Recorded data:
════

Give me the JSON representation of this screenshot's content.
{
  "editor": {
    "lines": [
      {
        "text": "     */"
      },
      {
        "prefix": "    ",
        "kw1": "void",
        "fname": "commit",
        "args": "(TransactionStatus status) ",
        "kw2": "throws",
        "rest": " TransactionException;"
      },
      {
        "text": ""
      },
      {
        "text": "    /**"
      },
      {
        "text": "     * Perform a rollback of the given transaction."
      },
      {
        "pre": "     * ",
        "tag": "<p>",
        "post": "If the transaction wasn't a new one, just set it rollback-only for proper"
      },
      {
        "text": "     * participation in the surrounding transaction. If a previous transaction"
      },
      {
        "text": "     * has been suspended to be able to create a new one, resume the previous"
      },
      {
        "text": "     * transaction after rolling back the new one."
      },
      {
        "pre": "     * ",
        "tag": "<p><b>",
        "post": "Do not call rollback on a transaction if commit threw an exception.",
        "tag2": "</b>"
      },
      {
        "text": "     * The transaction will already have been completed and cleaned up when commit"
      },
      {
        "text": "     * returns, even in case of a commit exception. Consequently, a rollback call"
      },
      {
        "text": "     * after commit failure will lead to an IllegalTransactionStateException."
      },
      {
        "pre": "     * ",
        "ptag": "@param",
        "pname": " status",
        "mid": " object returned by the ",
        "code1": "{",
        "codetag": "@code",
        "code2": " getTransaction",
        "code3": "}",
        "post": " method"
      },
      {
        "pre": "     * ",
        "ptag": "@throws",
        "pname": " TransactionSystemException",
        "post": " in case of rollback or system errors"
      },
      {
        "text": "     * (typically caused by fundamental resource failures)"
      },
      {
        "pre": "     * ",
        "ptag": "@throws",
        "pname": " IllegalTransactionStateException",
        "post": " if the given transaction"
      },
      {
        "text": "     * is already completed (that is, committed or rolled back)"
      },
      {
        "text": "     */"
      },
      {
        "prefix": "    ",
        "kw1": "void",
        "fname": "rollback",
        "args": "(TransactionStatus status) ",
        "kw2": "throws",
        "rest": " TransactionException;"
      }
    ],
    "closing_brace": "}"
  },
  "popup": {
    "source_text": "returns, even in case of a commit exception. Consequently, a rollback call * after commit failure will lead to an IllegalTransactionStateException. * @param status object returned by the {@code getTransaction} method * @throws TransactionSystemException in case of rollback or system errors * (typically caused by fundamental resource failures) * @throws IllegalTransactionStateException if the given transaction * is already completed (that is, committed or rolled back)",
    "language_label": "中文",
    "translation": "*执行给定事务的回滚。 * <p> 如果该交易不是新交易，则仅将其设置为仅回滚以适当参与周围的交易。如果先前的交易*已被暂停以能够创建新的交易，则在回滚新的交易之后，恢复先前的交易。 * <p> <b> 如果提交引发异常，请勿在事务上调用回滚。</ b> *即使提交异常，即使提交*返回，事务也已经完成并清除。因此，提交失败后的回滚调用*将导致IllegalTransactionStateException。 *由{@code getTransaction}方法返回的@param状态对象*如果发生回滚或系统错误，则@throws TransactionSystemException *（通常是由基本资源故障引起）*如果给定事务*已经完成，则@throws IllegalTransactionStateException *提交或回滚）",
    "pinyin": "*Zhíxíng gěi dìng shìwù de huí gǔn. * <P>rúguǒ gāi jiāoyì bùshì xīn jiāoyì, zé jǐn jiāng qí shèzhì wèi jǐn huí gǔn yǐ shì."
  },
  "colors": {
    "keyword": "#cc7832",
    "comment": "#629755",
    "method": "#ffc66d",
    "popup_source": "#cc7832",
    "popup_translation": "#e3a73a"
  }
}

════

■ INSTRUCTION
Copy every record above exactly as it appears.

■ PROBLEM SOLUTION
Give me the JSON representation of this screenshot's content.
{
  "editor": {
    "lines": [
      {
        "text": "     */"
      },
      {
        "prefix": "    ",
        "kw1": "void",
        "fname": "commit",
        "args": "(TransactionStatus status) ",
        "kw2": "throws",
        "rest": " TransactionException;"
      },
      {
        "text": ""
      },
      {
        "text": "    /**"
      },
      {
        "text": "     * Perform a rollback of the given transaction."
      },
      {
        "pre": "     * ",
        "tag": "<p>",
        "post": "If the transaction wasn't a new one, just set it rollback-only for proper"
      },
      {
        "text": "     * participation in the surrounding transaction. If a previous transaction"
      },
      {
        "text": "     * has been suspended to be able to create a new one, resume the previous"
      },
      {
        "text": "     * transaction after rolling back the new one."
      },
      {
        "pre": "     * ",
        "tag": "<p><b>",
        "post": "Do not call rollback on a transaction if commit threw an exception.",
        "tag2": "</b>"
      },
      {
        "text": "     * The transaction will already have been completed and cleaned up when commit"
      },
      {
        "text": "     * returns, even in case of a commit exception. Consequently, a rollback call"
      },
      {
        "text": "     * after commit failure will lead to an IllegalTransactionStateException."
      },
      {
        "pre": "     * ",
        "ptag": "@param",
        "pname": " status",
        "mid": " object returned by the ",
        "code1": "{",
        "codetag": "@code",
        "code2": " getTransaction",
        "code3": "}",
        "post": " method"
      },
      {
        "pre": "     * ",
        "ptag": "@throws",
        "pname": " TransactionSystemException",
        "post": " in case of rollback or system errors"
      },
      {
        "text": "     * (typically caused by fundamental resource failures)"
      },
      {
        "pre": "     * ",
        "ptag": "@throws",
        "pname": " IllegalTransactionStateException",
        "post": " if the given transaction"
      },
      {
        "text": "     * is already completed (that is, committed or rolled back)"
      },
      {
        "text": "     */"
      },
      {
        "prefix": "    ",
        "kw1": "void",
        "fname": "rollback",
        "args": "(TransactionStatus status) ",
        "kw2": "throws",
        "rest": " TransactionException;"
      }
    ],
    "closing_brace": "}"
  },
  "popup": {
    "source_text": "returns, even in case of a commit exception. Consequently, a rollback call * after commit failure will lead to an IllegalTransactionStateException. * @param status object returned by the {@code getTransaction} method * @throws TransactionSystemException in case of rollback or system errors * (typically caused by fundamental resource failures) * @throws IllegalTransactionStateException if the given transaction * is already completed (that is, committed or rolled back)",
    "language_label": "中文",
    "translation": "*执行给定事务的回滚。 * <p> 如果该交易不是新交易，则仅将其设置为仅回滚以适当参与周围的交易。如果先前的交易*已被暂停以能够创建新的交易，则在回滚新的交易之后，恢复先前的交易。 * <p> <b> 如果提交引发异常，请勿在事务上调用回滚。</ b> *即使提交异常，即使提交*返回，事务也已经完成并清除。因此，提交失败后的回滚调用*将导致IllegalTransactionStateException。 *由{@code getTransaction}方法返回的@param状态对象*如果发生回滚或系统错误，则@throws TransactionSystemException *（通常是由基本资源故障引起）*如果给定事务*已经完成，则@throws IllegalTransactionStateException *提交或回滚）",
    "pinyin": "*Zhíxíng gěi dìng shìwù de huí gǔn. * <P>rúguǒ gāi jiāoyì bùshì xīn jiāoyì, zé jǐn jiāng qí shèzhì wèi jǐn huí gǔn yǐ shì."
  },
  "colors": {
    "keyword": "#cc7832",
    "comment": "#629755",
    "method": "#ffc66d",
    "popup_source": "#cc7832",
    "popup_translation": "#e3a73a"
  }
}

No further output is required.